» **Your objective**
Retype all the records with nothing changed.

» **Records to process**
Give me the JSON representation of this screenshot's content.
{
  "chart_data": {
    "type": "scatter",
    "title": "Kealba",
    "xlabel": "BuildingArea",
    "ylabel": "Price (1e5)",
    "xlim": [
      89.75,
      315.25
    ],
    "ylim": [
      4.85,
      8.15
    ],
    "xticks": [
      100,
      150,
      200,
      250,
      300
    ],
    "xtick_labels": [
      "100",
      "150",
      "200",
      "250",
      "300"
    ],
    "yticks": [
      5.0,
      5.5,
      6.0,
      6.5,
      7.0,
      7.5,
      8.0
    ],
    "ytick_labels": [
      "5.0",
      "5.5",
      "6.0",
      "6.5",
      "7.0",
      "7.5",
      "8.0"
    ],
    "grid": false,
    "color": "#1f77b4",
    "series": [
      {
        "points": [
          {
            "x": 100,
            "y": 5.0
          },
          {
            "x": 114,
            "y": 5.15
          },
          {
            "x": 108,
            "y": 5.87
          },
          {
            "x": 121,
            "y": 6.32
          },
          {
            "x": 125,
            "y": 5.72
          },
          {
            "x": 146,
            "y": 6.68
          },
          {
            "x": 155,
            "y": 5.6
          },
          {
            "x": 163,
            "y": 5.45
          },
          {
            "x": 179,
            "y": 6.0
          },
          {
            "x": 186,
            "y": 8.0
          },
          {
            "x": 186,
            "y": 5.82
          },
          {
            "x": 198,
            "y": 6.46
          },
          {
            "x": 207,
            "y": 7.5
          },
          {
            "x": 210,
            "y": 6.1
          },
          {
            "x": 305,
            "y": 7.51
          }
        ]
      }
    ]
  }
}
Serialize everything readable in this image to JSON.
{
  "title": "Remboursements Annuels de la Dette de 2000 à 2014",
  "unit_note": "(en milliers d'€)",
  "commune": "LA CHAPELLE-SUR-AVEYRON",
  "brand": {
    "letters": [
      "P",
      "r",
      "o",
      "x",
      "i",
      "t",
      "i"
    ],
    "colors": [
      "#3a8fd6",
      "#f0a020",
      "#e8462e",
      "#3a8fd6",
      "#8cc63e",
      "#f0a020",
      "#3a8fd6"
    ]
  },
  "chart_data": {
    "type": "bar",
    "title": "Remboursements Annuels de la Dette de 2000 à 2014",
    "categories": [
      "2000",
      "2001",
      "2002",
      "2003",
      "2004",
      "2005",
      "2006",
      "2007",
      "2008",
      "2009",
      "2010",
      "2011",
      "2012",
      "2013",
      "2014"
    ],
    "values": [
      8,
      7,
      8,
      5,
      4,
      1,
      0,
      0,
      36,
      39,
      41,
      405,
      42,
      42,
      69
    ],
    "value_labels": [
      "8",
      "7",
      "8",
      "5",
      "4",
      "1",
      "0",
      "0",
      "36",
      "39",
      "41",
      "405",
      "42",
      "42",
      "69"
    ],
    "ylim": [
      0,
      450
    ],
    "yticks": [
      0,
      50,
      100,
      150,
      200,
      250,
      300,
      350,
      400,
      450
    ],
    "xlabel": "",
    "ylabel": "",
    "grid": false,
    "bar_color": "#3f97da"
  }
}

» **Task output**
Give me the JSON representation of this screenshot's content.
{
  "chart_data": {
    "type": "scatter",
    "title": "Kealba",
    "xlabel": "BuildingArea",
    "ylabel": "Price (1e5)",
    "xlim": [
      89.75,
      315.25
    ],
    "ylim": [
      4.85,
      8.15
    ],
    "xticks": [
      100,
      150,
      200,
      250,
      300
    ],
    "xtick_labels": [
      "100",
      "150",
      "200",
      "250",
      "300"
    ],
    "yticks": [
      5.0,
      5.5,
      6.0,
      6.5,
      7.0,
      7.5,
      8.0
    ],
    "ytick_labels": [
      "5.0",
      "5.5",
      "6.0",
      "6.5",
      "7.0",
      "7.5",
      "8.0"
    ],
    "grid": false,
    "color": "#1f77b4",
    "series": [
      {
        "points": [
          {
            "x": 100,
            "y": 5.0
          },
          {
            "x": 114,
            "y": 5.15
          },
          {
            "x": 108,
            "y": 5.87
          },
          {
            "x": 121,
            "y": 6.32
          },
          {
            "x": 125,
            "y": 5.72
          },
          {
            "x": 146,
            "y": 6.68
          },
          {
            "x": 155,
            "y": 5.6
          },
          {
            "x": 163,
            "y": 5.45
          },
          {
            "x": 179,
            "y": 6.0
          },
          {
            "x": 186,
            "y": 8.0
          },
          {
            "x": 186,
            "y": 5.82
          },
          {
            "x": 198,
            "y": 6.46
          },
          {
            "x": 207,
            "y": 7.5
          },
          {
            "x": 210,
            "y": 6.1
          },
          {
            "x": 305,
            "y": 7.51
          }
        ]
      }
    ]
  }
}
Serialize everything readable in this image to JSON.
{
  "title": "Remboursements Annuels de la Dette de 2000 à 2014",
  "unit_note": "(en milliers d'€)",
  "commune": "LA CHAPELLE-SUR-AVEYRON",
  "brand": {
    "letters": [
      "P",
      "r",
      "o",
      "x",
      "i",
      "t",
      "i"
    ],
    "colors": [
      "#3a8fd6",
      "#f0a020",
      "#e8462e",
      "#3a8fd6",
      "#8cc63e",
      "#f0a020",
      "#3a8fd6"
    ]
  },
  "chart_data": {
    "type": "bar",
    "title": "Remboursements Annuels de la Dette de 2000 à 2014",
    "categories": [
      "2000",
      "2001",
      "2002",
      "2003",
      "2004",
      "2005",
      "2006",
      "2007",
      "2008",
      "2009",
      "2010",
      "2011",
      "2012",
      "2013",
      "2014"
    ],
    "values": [
      8,
      7,
      8,
      5,
      4,
      1,
      0,
      0,
      36,
      39,
      41,
      405,
      42,
      42,
      69
    ],
    "value_labels": [
      "8",
      "7",
      "8",
      "5",
      "4",
      "1",
      "0",
      "0",
      "36",
      "39",
      "41",
      "405",
      "42",
      "42",
      "69"
    ],
    "ylim": [
      0,
      450
    ],
    "yticks": [
      0,
      50,
      100,
      150,
      200,
      250,
      300,
      350,
      400,
      450
    ],
    "xlabel": "",
    "ylabel": "",
    "grid": false,
    "bar_color": "#3f97da"
  }
}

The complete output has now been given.